Can you reproduce all of the material below word for word, leaving out the pictures?

++++++++++

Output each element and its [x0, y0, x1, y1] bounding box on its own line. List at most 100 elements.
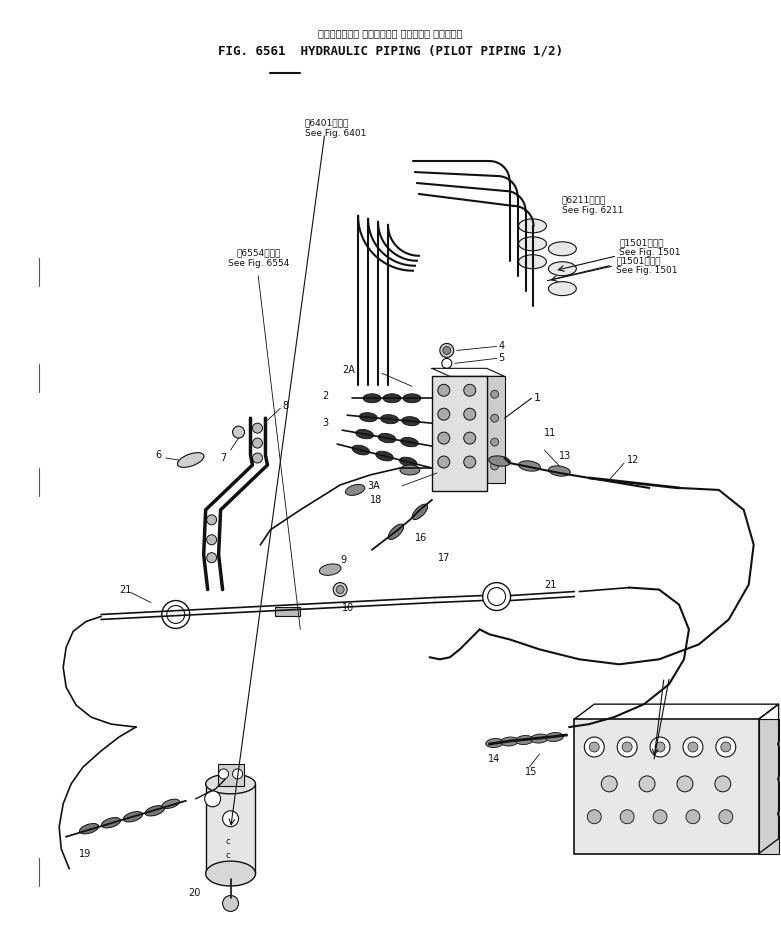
Text: ハイドロリック パイピング　 パイロット パイピング: ハイドロリック パイピング パイロット パイピング	[318, 29, 462, 38]
Bar	[487, 376, 505, 483]
Circle shape	[207, 552, 216, 563]
Text: 16: 16	[415, 533, 427, 543]
Ellipse shape	[515, 736, 533, 744]
Text: 第1501図参照
See Fig. 1501: 第1501図参照 See Fig. 1501	[619, 238, 681, 257]
Ellipse shape	[486, 739, 504, 748]
Bar	[205, 783, 255, 873]
Circle shape	[333, 582, 348, 596]
Circle shape	[223, 896, 238, 912]
Circle shape	[440, 344, 454, 358]
Circle shape	[438, 456, 450, 468]
Ellipse shape	[102, 817, 120, 828]
Circle shape	[677, 776, 693, 792]
Circle shape	[617, 737, 637, 757]
Ellipse shape	[388, 524, 404, 539]
Ellipse shape	[489, 456, 511, 466]
Circle shape	[205, 791, 220, 807]
Circle shape	[464, 456, 476, 468]
Text: FIG. 6561  HYDRAULIC PIPING (PILOT PIPING 1/2): FIG. 6561 HYDRAULIC PIPING (PILOT PIPING…	[217, 45, 562, 58]
Text: 第6554図参照
See Fig. 6554: 第6554図参照 See Fig. 6554	[227, 249, 289, 269]
Circle shape	[490, 438, 498, 446]
Text: 18: 18	[370, 495, 383, 505]
Circle shape	[639, 776, 655, 792]
Ellipse shape	[145, 806, 165, 816]
Ellipse shape	[403, 394, 421, 402]
Circle shape	[716, 737, 736, 757]
Circle shape	[207, 534, 216, 545]
Text: c: c	[226, 851, 230, 860]
Text: 3: 3	[323, 418, 328, 428]
Text: 15: 15	[525, 767, 537, 777]
Circle shape	[233, 426, 244, 438]
Text: 3A: 3A	[367, 481, 380, 491]
Text: 2A: 2A	[342, 365, 355, 375]
Circle shape	[490, 462, 498, 470]
Circle shape	[464, 432, 476, 444]
Ellipse shape	[412, 505, 428, 519]
Circle shape	[590, 742, 599, 752]
Text: 8: 8	[283, 402, 288, 411]
Circle shape	[719, 810, 733, 824]
Text: c: c	[226, 837, 230, 846]
Ellipse shape	[319, 563, 341, 576]
Text: 4: 4	[498, 342, 505, 351]
Text: 1: 1	[533, 393, 540, 403]
Text: 7: 7	[220, 453, 226, 463]
Circle shape	[683, 737, 703, 757]
Ellipse shape	[376, 451, 394, 461]
Ellipse shape	[519, 255, 547, 269]
Ellipse shape	[401, 437, 419, 446]
Circle shape	[620, 810, 634, 824]
Ellipse shape	[548, 282, 576, 296]
Ellipse shape	[519, 219, 547, 233]
Ellipse shape	[359, 413, 377, 422]
Circle shape	[483, 582, 511, 610]
Text: 12: 12	[627, 455, 640, 465]
Text: 21: 21	[119, 585, 131, 594]
Circle shape	[233, 769, 243, 779]
Ellipse shape	[778, 774, 781, 783]
Circle shape	[464, 408, 476, 420]
Ellipse shape	[205, 861, 255, 886]
Text: 19: 19	[79, 849, 91, 858]
Circle shape	[252, 423, 262, 433]
Circle shape	[438, 432, 450, 444]
Circle shape	[438, 408, 450, 420]
Ellipse shape	[400, 465, 420, 475]
Ellipse shape	[205, 774, 255, 794]
Text: 第6401図参照
See Fig. 6401: 第6401図参照 See Fig. 6401	[305, 118, 366, 138]
Ellipse shape	[80, 824, 98, 834]
Circle shape	[336, 586, 344, 593]
Circle shape	[443, 346, 451, 355]
Circle shape	[442, 358, 451, 369]
Ellipse shape	[399, 457, 417, 467]
Text: 20: 20	[188, 888, 201, 899]
Circle shape	[490, 415, 498, 422]
Circle shape	[653, 810, 667, 824]
Circle shape	[252, 438, 262, 448]
Circle shape	[650, 737, 670, 757]
Circle shape	[601, 776, 617, 792]
Text: 14: 14	[487, 754, 500, 764]
Circle shape	[721, 742, 731, 752]
Circle shape	[438, 385, 450, 396]
Text: 第1501図参照
See Fig. 1501: 第1501図参照 See Fig. 1501	[616, 256, 678, 275]
Ellipse shape	[548, 262, 576, 276]
Circle shape	[252, 453, 262, 463]
Ellipse shape	[380, 415, 398, 424]
Circle shape	[219, 769, 229, 779]
Ellipse shape	[355, 430, 373, 439]
Circle shape	[622, 742, 632, 752]
Ellipse shape	[548, 241, 576, 256]
Ellipse shape	[778, 739, 781, 749]
Bar	[218, 764, 244, 786]
Text: 11: 11	[544, 428, 557, 438]
Ellipse shape	[162, 799, 180, 809]
Ellipse shape	[123, 812, 143, 822]
Ellipse shape	[545, 733, 563, 741]
Text: 第6211図参照
See Fig. 6211: 第6211図参照 See Fig. 6211	[562, 196, 623, 214]
Text: 6: 6	[156, 450, 162, 461]
Ellipse shape	[501, 737, 519, 746]
Circle shape	[490, 390, 498, 398]
Circle shape	[487, 588, 505, 606]
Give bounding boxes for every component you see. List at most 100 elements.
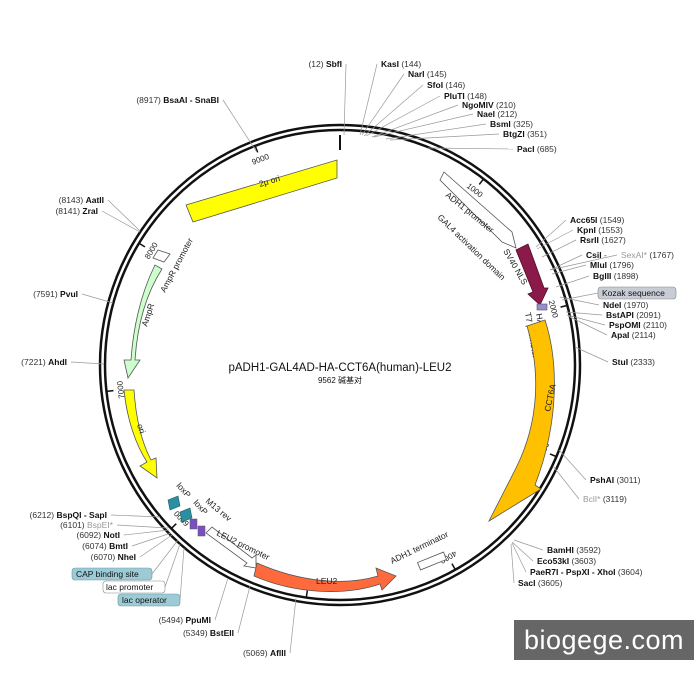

++++++++++

§ **Task solution**:
Output each element and its [x0, y0, x1, y1] bounding box on its own line. List at most 100 elements.
Text: ハイドロリック パイピング　 パイロット パイピング: ハイドロリック パイピング パイロット パイピング	[318, 29, 462, 38]
Bar	[487, 376, 505, 483]
Circle shape	[207, 552, 216, 563]
Text: 16: 16	[415, 533, 427, 543]
Ellipse shape	[515, 736, 533, 744]
Text: 第1501図参照
See Fig. 1501: 第1501図参照 See Fig. 1501	[619, 238, 681, 257]
Ellipse shape	[486, 739, 504, 748]
Bar	[205, 783, 255, 873]
Circle shape	[333, 582, 348, 596]
Circle shape	[223, 896, 238, 912]
Circle shape	[440, 344, 454, 358]
Circle shape	[438, 456, 450, 468]
Ellipse shape	[102, 817, 120, 828]
Circle shape	[677, 776, 693, 792]
Circle shape	[617, 737, 637, 757]
Ellipse shape	[388, 524, 404, 539]
Ellipse shape	[489, 456, 511, 466]
Circle shape	[205, 791, 220, 807]
Circle shape	[464, 456, 476, 468]
Text: FIG. 6561  HYDRAULIC PIPING (PILOT PIPING 1/2): FIG. 6561 HYDRAULIC PIPING (PILOT PIPING…	[217, 45, 562, 58]
Text: 第6554図参照
See Fig. 6554: 第6554図参照 See Fig. 6554	[227, 249, 289, 269]
Circle shape	[490, 438, 498, 446]
Text: 18: 18	[370, 495, 383, 505]
Circle shape	[639, 776, 655, 792]
Ellipse shape	[145, 806, 165, 816]
Ellipse shape	[403, 394, 421, 402]
Circle shape	[716, 737, 736, 757]
Circle shape	[207, 534, 216, 545]
Text: c: c	[226, 851, 230, 860]
Text: 3: 3	[323, 418, 328, 428]
Text: 15: 15	[525, 767, 537, 777]
Circle shape	[233, 426, 244, 438]
Text: 3A: 3A	[367, 481, 380, 491]
Text: 2A: 2A	[342, 365, 355, 375]
Circle shape	[490, 462, 498, 470]
Circle shape	[464, 432, 476, 444]
Ellipse shape	[412, 505, 428, 519]
Circle shape	[590, 742, 599, 752]
Text: 8: 8	[283, 402, 288, 411]
Circle shape	[719, 810, 733, 824]
Text: c: c	[226, 837, 230, 846]
Ellipse shape	[319, 563, 341, 576]
Text: 4: 4	[498, 342, 505, 351]
Text: 1: 1	[533, 393, 540, 403]
Text: 7: 7	[220, 453, 226, 463]
Circle shape	[683, 737, 703, 757]
Ellipse shape	[376, 451, 394, 461]
Ellipse shape	[519, 255, 547, 269]
Ellipse shape	[401, 437, 419, 446]
Circle shape	[620, 810, 634, 824]
Ellipse shape	[548, 282, 576, 296]
Ellipse shape	[519, 219, 547, 233]
Ellipse shape	[359, 413, 377, 422]
Circle shape	[483, 582, 511, 610]
Text: 12: 12	[627, 455, 640, 465]
Text: 21: 21	[119, 585, 131, 594]
Circle shape	[233, 769, 243, 779]
Ellipse shape	[778, 774, 781, 783]
Circle shape	[464, 408, 476, 420]
Ellipse shape	[205, 861, 255, 886]
Text: 19: 19	[79, 849, 91, 858]
Circle shape	[252, 423, 262, 433]
Circle shape	[438, 432, 450, 444]
Circle shape	[438, 408, 450, 420]
Ellipse shape	[400, 465, 420, 475]
Ellipse shape	[205, 774, 255, 794]
Text: 第6401図参照
See Fig. 6401: 第6401図参照 See Fig. 6401	[305, 118, 366, 138]
Ellipse shape	[80, 824, 98, 834]
Circle shape	[336, 586, 344, 593]
Circle shape	[443, 346, 451, 355]
Circle shape	[442, 358, 451, 369]
Ellipse shape	[399, 457, 417, 467]
Text: 20: 20	[188, 888, 201, 899]
Circle shape	[490, 415, 498, 422]
Circle shape	[653, 810, 667, 824]
Circle shape	[252, 438, 262, 448]
Circle shape	[650, 737, 670, 757]
Circle shape	[601, 776, 617, 792]
Text: 14: 14	[487, 754, 500, 764]
Circle shape	[721, 742, 731, 752]
Circle shape	[438, 385, 450, 396]
Text: 第1501図参照
See Fig. 1501: 第1501図参照 See Fig. 1501	[616, 256, 678, 275]
Ellipse shape	[548, 262, 576, 276]
Circle shape	[252, 453, 262, 463]
Ellipse shape	[380, 415, 398, 424]
Circle shape	[219, 769, 229, 779]
Ellipse shape	[355, 430, 373, 439]
Circle shape	[622, 742, 632, 752]
Ellipse shape	[548, 241, 576, 256]
Ellipse shape	[778, 739, 781, 749]
Bar	[218, 764, 244, 786]
Text: 11: 11	[544, 428, 557, 438]
Ellipse shape	[162, 799, 180, 809]
Ellipse shape	[123, 812, 143, 822]
Ellipse shape	[545, 733, 563, 741]
Text: 第6211図参照
See Fig. 6211: 第6211図参照 See Fig. 6211	[562, 196, 623, 214]
Text: 6: 6	[156, 450, 162, 461]
Ellipse shape	[501, 737, 519, 746]
Circle shape	[490, 390, 498, 398]
Circle shape	[487, 588, 505, 606]
Give bounding boxes for every component you see. List at most 100 elements.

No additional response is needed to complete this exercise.